[Dataset entries]
## start
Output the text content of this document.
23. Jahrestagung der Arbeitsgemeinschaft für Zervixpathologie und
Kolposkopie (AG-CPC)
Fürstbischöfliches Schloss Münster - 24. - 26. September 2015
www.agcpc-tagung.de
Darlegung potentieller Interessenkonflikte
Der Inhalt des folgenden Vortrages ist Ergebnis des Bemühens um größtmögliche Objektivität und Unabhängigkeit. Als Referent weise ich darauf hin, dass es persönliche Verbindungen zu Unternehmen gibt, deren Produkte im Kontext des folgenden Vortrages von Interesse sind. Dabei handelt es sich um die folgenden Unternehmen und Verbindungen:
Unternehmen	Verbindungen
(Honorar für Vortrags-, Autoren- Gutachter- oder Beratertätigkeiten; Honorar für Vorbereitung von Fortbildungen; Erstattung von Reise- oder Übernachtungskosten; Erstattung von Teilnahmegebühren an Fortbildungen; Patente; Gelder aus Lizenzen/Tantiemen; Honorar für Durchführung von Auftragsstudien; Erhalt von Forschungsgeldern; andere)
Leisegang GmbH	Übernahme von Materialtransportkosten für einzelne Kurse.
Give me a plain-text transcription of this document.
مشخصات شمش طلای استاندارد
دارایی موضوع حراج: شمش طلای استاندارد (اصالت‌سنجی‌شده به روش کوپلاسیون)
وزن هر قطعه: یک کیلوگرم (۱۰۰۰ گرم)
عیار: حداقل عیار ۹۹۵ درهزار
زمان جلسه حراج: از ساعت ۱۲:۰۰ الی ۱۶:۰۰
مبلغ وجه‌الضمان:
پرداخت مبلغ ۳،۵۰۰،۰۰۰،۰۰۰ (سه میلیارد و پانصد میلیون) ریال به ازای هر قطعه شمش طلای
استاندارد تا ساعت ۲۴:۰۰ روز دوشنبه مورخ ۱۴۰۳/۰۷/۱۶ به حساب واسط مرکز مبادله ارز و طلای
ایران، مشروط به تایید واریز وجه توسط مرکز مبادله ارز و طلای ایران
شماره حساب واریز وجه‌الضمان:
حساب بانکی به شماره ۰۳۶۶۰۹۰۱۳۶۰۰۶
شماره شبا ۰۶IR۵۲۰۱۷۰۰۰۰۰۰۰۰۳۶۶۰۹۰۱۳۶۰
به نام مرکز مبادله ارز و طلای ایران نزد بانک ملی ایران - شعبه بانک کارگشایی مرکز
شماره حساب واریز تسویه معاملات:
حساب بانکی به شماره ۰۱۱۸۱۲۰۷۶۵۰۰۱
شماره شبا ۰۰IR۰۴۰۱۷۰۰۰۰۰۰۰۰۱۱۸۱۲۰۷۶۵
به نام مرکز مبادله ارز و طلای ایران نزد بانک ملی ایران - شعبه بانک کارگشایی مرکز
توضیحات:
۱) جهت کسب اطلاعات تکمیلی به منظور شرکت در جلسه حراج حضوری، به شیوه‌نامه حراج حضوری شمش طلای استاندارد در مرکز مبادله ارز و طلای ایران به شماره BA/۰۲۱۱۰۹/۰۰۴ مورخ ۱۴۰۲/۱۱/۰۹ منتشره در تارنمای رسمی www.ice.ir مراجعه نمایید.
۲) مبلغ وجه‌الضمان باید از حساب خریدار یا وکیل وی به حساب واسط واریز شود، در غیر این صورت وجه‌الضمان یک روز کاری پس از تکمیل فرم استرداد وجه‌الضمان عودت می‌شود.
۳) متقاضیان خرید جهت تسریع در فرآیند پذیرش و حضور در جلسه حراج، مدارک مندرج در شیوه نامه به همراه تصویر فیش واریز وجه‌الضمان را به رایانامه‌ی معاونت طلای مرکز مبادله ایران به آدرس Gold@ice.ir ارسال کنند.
## end
Stated exercise:
Give only the number of lines in the data that include the string "document".

Correct result:
2